| Directions |
Find the lines below that contain the string "passengers". Copy each one.

══ Raw data

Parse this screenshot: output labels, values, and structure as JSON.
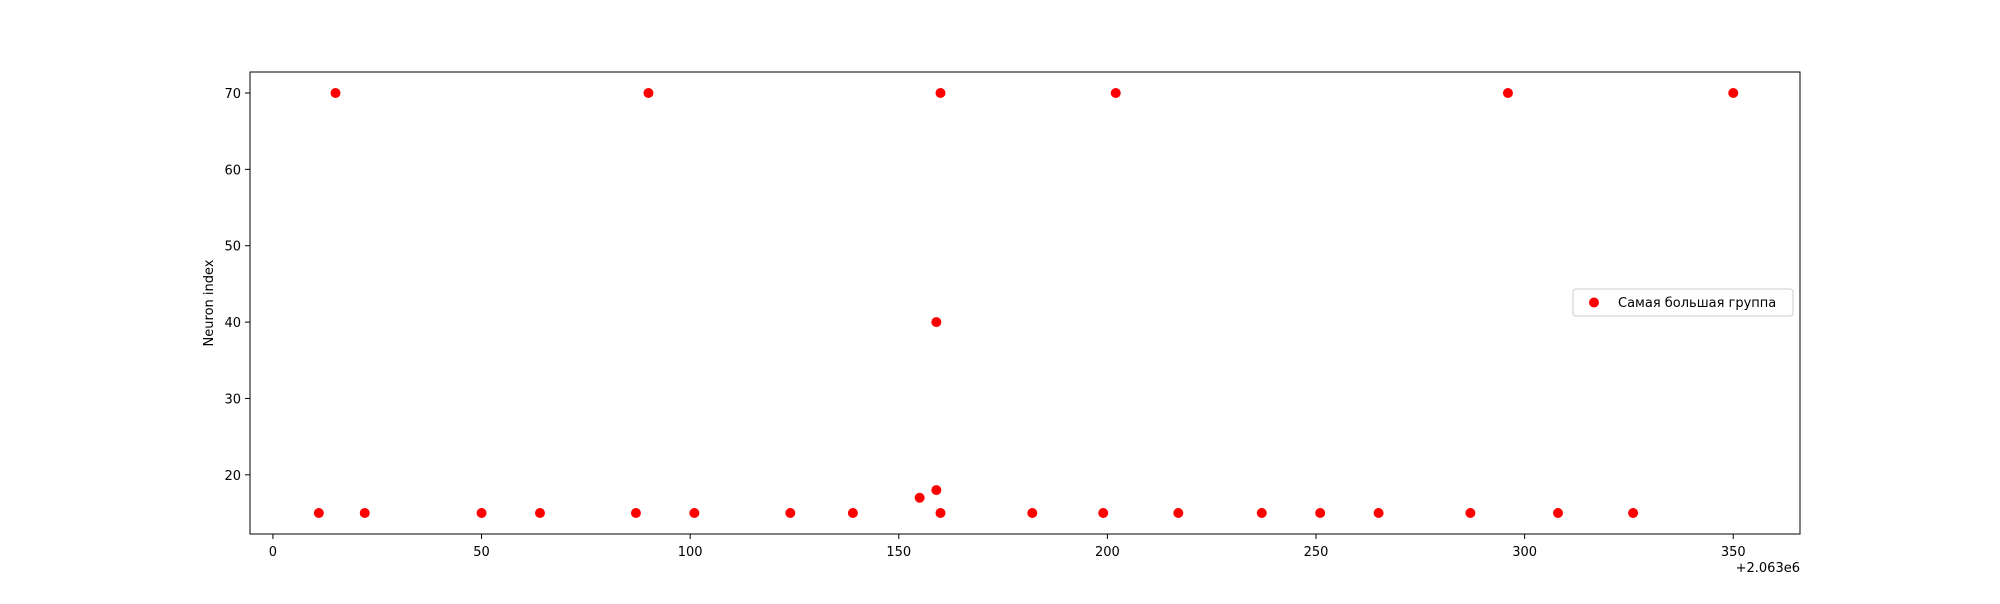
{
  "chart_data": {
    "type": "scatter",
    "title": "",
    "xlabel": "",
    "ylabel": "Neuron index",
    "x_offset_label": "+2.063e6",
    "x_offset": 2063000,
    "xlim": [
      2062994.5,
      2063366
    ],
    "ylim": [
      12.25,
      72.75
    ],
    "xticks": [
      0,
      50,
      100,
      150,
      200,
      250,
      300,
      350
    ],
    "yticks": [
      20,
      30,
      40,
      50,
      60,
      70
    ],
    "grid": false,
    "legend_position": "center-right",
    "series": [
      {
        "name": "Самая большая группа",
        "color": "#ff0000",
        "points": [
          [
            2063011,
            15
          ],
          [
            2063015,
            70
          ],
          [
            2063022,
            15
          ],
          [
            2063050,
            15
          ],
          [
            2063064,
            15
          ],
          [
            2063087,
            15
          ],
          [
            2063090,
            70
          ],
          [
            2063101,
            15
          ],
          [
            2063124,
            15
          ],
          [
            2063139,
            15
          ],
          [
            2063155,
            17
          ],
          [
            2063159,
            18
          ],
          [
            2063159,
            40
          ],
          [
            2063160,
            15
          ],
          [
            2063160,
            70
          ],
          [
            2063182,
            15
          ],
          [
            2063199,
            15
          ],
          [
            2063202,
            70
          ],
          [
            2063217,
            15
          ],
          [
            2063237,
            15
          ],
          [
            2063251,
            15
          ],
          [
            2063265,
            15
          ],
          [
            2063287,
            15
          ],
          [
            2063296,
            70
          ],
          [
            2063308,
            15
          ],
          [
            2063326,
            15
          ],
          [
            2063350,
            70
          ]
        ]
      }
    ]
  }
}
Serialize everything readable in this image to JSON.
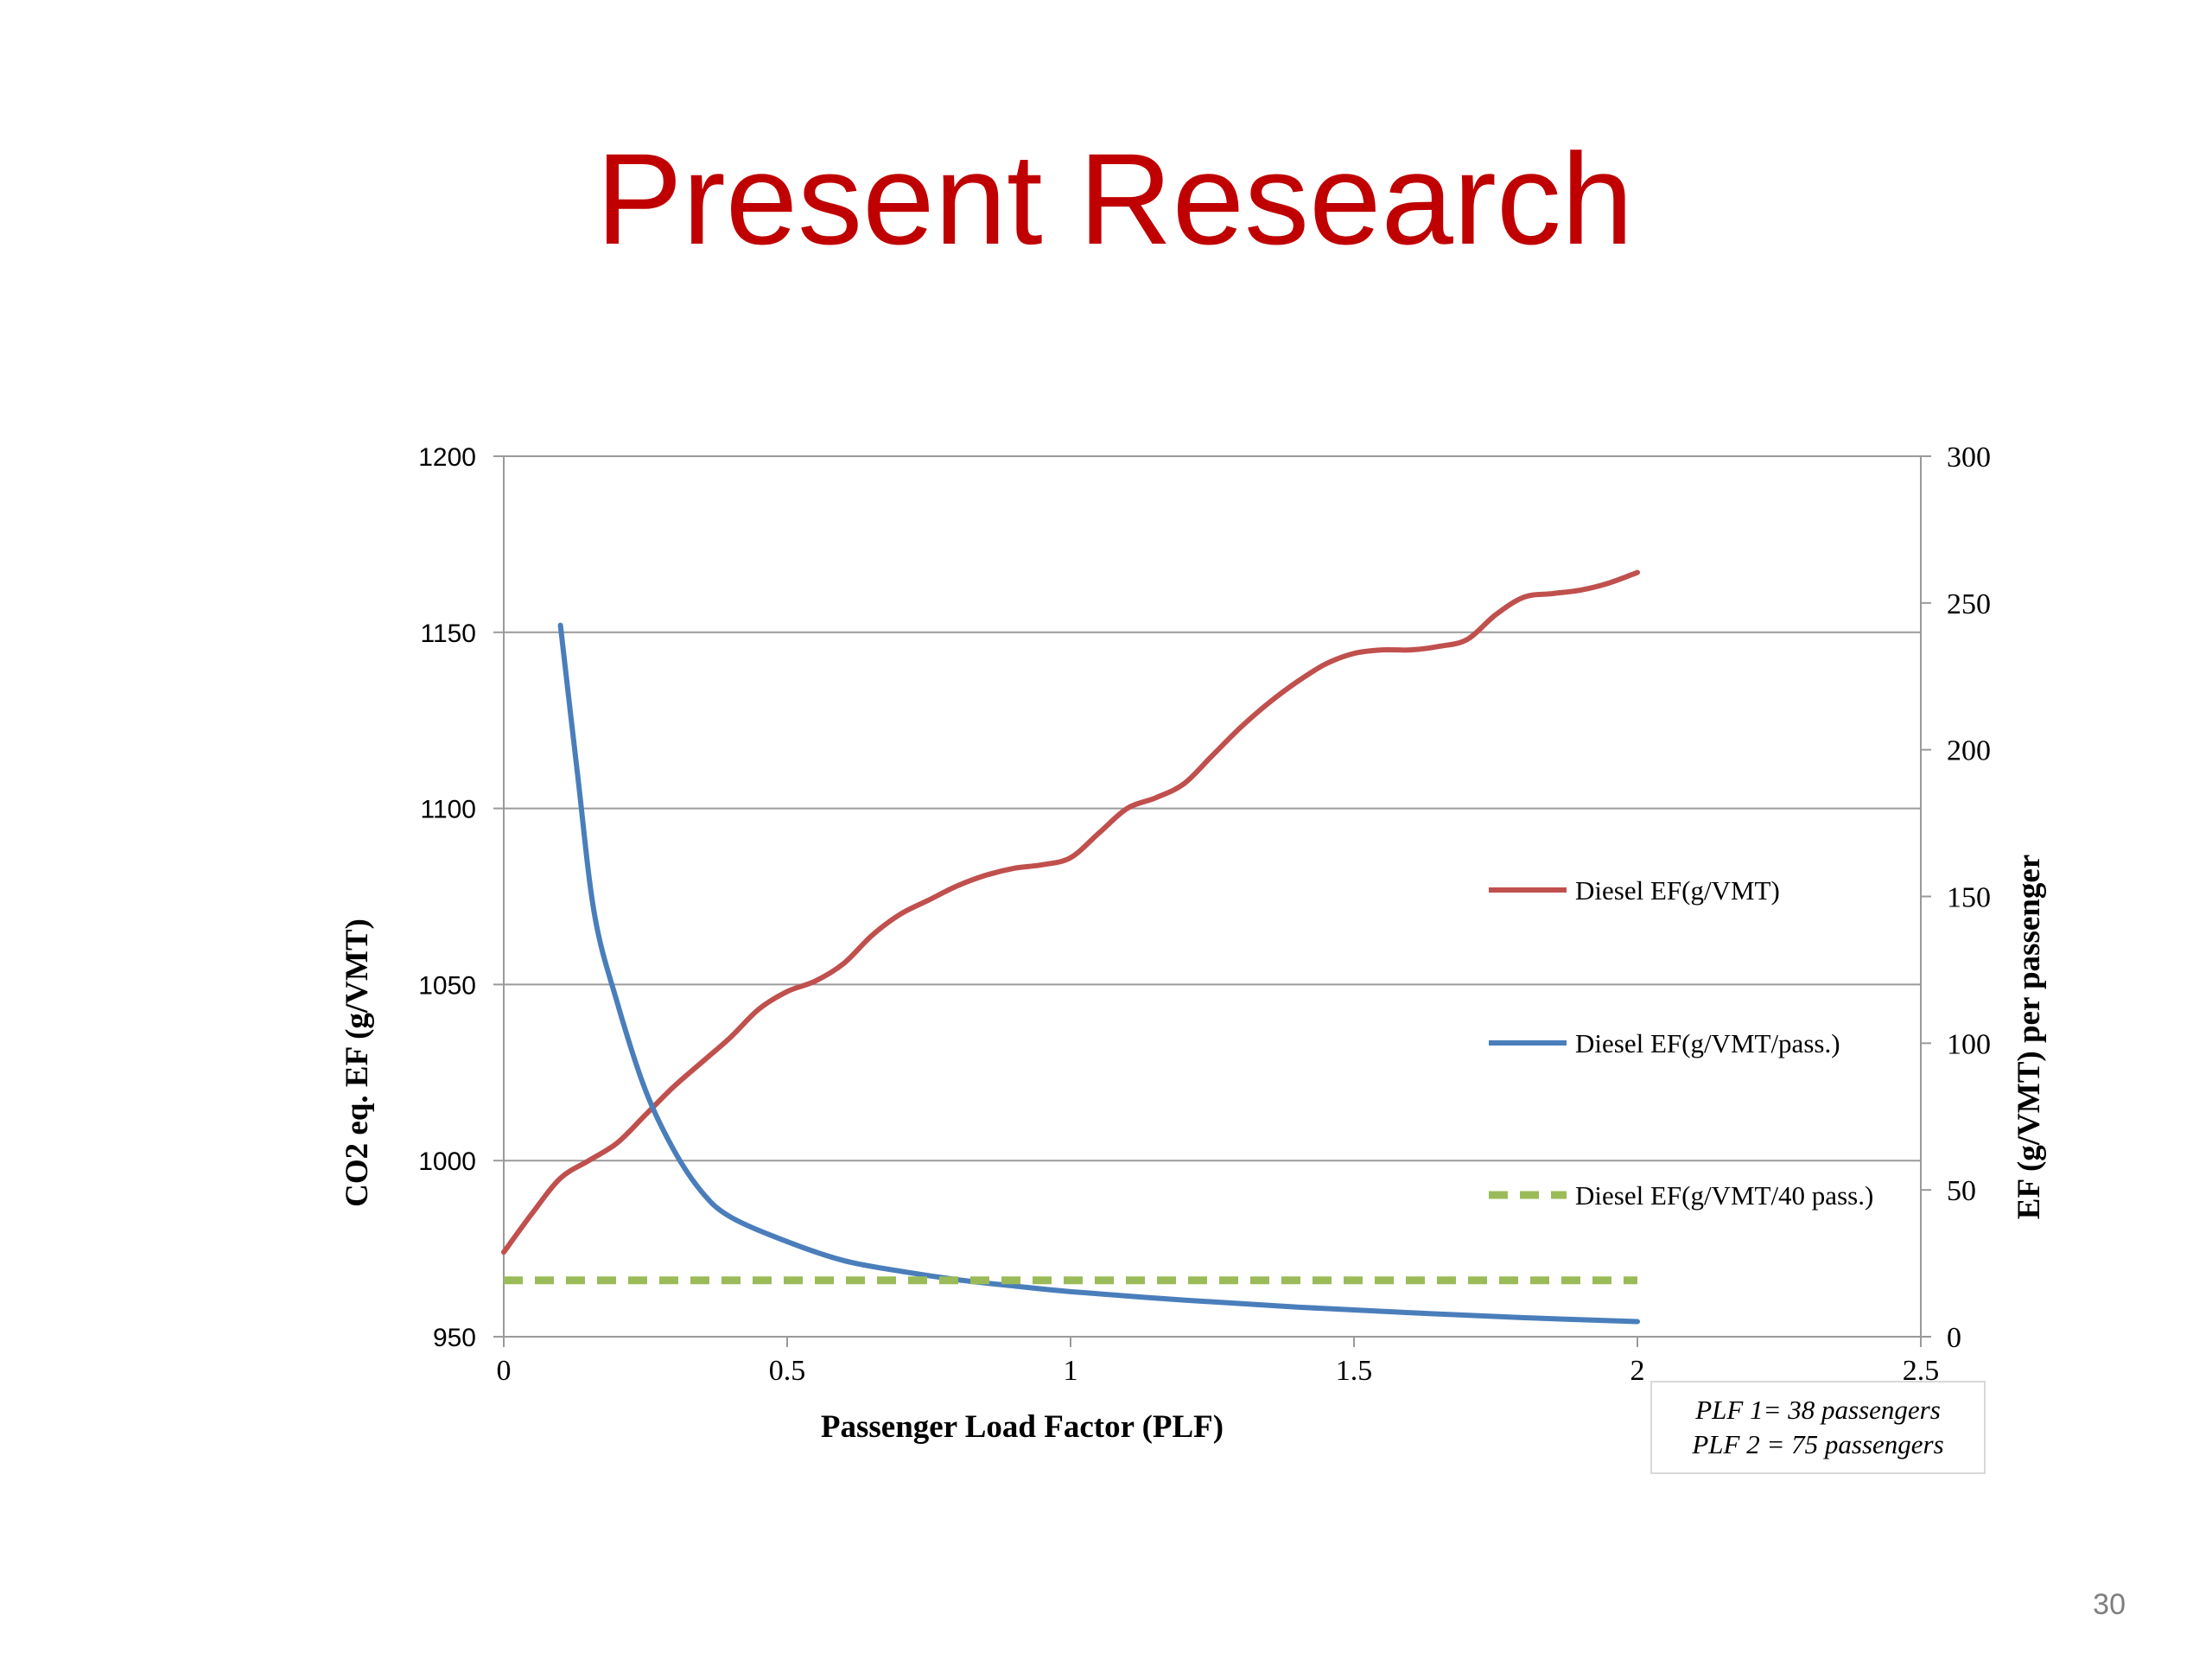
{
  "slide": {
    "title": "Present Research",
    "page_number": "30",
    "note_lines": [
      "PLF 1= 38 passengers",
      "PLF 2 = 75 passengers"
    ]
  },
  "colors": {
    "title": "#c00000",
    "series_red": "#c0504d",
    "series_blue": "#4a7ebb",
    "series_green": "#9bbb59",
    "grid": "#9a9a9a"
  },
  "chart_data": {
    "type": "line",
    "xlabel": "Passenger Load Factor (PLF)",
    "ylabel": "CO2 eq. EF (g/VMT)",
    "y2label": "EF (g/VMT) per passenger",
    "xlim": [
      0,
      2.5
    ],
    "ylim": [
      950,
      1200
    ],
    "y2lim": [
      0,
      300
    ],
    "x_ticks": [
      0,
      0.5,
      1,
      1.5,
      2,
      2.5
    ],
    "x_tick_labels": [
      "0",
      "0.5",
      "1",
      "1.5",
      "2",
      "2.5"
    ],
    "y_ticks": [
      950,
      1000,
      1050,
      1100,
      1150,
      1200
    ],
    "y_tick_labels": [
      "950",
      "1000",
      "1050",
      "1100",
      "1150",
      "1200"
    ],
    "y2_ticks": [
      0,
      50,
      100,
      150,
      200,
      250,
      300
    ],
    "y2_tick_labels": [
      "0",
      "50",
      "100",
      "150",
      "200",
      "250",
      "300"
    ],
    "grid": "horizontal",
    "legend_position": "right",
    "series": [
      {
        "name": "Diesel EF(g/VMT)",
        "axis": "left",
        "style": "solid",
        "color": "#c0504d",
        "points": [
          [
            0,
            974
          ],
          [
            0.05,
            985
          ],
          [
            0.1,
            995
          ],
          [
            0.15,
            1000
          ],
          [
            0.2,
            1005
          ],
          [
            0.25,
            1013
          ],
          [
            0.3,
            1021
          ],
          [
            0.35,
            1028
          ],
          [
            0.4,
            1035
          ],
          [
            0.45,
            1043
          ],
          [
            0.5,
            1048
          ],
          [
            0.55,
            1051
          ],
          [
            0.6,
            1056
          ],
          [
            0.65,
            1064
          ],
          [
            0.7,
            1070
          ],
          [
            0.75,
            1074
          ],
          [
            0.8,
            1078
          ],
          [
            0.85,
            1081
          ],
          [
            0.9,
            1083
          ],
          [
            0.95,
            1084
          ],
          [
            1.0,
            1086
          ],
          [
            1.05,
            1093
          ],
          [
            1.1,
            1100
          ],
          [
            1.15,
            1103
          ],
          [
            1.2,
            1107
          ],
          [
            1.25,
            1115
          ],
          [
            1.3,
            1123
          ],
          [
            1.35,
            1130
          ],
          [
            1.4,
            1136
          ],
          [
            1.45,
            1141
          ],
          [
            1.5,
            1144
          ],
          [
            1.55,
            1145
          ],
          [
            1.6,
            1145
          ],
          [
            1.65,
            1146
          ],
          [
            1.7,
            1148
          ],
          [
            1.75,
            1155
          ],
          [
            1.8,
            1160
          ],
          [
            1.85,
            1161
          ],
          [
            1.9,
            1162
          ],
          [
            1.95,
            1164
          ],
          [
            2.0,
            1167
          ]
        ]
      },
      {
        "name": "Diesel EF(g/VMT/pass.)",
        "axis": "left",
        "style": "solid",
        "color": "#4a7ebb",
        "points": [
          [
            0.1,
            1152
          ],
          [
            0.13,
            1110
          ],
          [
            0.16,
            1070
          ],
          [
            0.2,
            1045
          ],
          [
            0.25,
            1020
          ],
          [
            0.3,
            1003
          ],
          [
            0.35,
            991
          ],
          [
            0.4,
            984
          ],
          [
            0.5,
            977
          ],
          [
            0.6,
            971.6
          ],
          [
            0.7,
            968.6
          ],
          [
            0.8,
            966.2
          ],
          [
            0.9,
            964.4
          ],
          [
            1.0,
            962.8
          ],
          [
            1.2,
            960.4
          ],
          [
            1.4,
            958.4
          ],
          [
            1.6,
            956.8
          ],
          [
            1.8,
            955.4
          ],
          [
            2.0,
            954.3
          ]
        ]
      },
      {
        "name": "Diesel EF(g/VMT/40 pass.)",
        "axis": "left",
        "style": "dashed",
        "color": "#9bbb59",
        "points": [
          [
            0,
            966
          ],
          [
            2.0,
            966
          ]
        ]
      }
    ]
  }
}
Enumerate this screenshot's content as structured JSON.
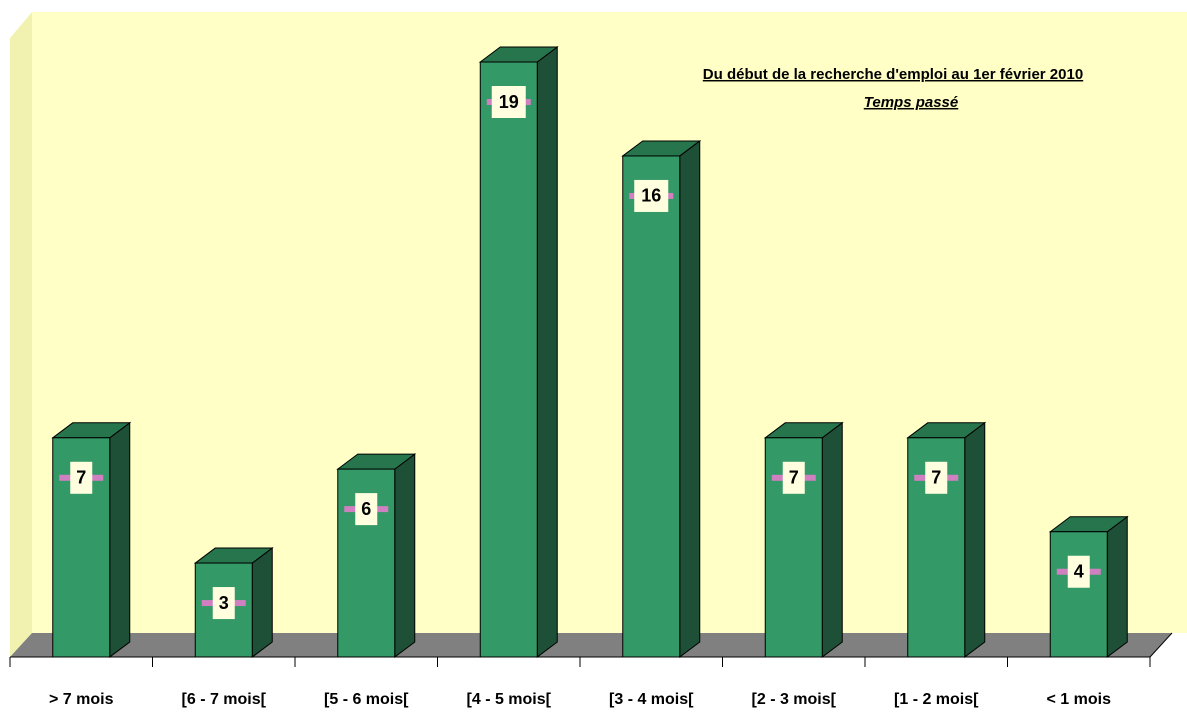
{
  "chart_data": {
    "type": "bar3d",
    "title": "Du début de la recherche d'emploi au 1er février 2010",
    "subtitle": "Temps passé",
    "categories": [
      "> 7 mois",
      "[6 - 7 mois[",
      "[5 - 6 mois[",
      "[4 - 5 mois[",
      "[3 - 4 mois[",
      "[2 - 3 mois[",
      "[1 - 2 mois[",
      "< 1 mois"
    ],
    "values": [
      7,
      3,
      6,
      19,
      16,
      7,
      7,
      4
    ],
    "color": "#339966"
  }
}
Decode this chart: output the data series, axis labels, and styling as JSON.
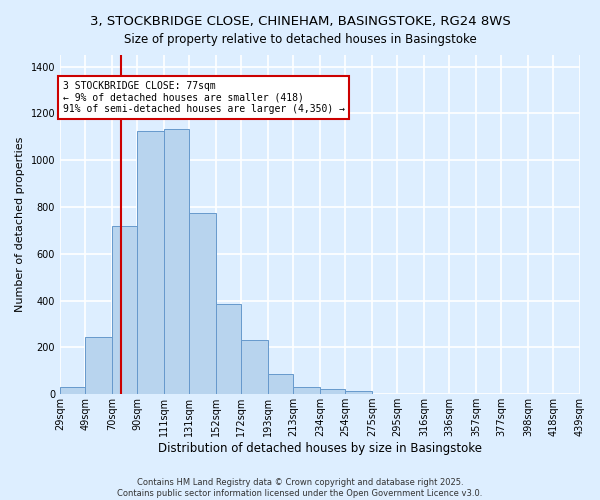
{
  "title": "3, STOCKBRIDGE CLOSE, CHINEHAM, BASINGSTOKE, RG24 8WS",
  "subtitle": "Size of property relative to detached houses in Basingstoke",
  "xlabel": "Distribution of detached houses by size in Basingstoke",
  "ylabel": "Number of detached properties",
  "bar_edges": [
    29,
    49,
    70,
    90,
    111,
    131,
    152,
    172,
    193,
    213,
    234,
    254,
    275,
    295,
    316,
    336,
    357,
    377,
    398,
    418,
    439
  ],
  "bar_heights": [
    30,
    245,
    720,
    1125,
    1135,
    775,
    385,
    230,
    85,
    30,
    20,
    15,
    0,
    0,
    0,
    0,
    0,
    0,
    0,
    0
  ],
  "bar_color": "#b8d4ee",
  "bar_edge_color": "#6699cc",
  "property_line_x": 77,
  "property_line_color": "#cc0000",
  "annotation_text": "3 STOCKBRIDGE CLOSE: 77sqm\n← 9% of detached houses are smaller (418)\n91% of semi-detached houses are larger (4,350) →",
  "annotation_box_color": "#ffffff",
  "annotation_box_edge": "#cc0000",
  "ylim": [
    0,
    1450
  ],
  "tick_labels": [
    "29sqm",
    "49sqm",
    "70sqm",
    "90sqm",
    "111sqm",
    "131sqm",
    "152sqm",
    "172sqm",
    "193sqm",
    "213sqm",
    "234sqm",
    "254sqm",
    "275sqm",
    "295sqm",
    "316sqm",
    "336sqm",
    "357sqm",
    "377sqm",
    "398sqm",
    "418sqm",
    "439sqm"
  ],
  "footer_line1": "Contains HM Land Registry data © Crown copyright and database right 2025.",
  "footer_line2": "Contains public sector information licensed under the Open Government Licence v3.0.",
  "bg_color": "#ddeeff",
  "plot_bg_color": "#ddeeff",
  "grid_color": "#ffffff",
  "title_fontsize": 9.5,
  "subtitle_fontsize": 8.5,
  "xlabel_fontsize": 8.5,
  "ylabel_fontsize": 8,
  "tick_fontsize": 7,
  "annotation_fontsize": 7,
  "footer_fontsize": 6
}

════

| Final result |
      "PLF 1= 38 passengers",
      "PLF 2 = 75 passengers"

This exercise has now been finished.